In the data that follows, count each line holding the string "orientato"; answer with the number only.

_ _ _

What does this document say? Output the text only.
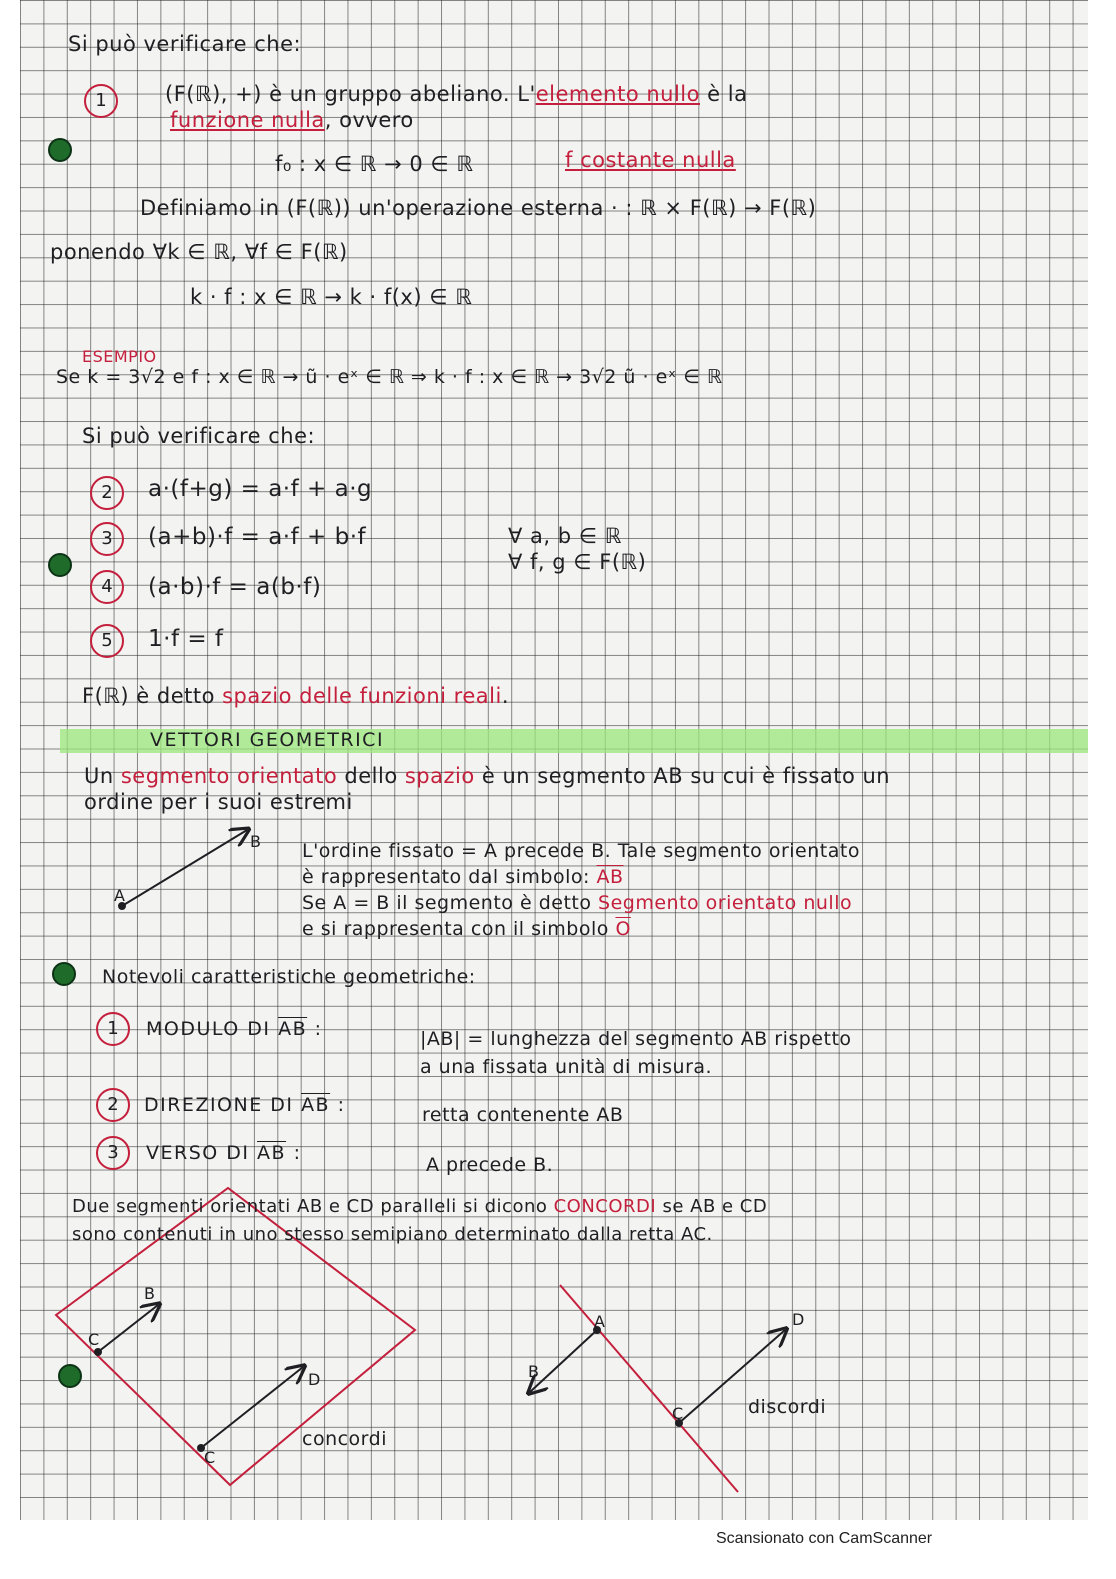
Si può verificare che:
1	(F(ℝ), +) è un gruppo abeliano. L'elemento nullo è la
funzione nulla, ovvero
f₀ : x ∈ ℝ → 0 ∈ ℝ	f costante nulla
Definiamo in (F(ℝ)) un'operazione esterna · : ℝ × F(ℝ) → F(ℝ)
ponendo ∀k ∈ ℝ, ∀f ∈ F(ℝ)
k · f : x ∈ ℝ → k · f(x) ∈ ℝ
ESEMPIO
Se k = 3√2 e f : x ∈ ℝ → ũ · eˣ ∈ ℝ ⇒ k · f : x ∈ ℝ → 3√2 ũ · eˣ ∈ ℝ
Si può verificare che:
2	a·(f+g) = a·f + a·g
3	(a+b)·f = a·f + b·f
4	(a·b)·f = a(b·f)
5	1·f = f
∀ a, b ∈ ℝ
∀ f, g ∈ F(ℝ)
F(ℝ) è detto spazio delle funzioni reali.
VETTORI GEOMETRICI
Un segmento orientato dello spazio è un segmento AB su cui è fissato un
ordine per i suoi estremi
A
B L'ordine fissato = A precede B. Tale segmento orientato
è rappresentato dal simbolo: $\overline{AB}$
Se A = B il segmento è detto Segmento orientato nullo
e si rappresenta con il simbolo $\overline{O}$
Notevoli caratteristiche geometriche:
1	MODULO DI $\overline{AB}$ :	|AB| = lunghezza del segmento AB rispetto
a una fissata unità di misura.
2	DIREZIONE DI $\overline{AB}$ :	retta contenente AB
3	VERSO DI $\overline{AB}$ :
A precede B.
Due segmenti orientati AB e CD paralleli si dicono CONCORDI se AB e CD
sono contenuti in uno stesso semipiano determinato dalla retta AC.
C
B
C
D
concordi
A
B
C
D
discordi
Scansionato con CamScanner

_ _ _

Written solution: 3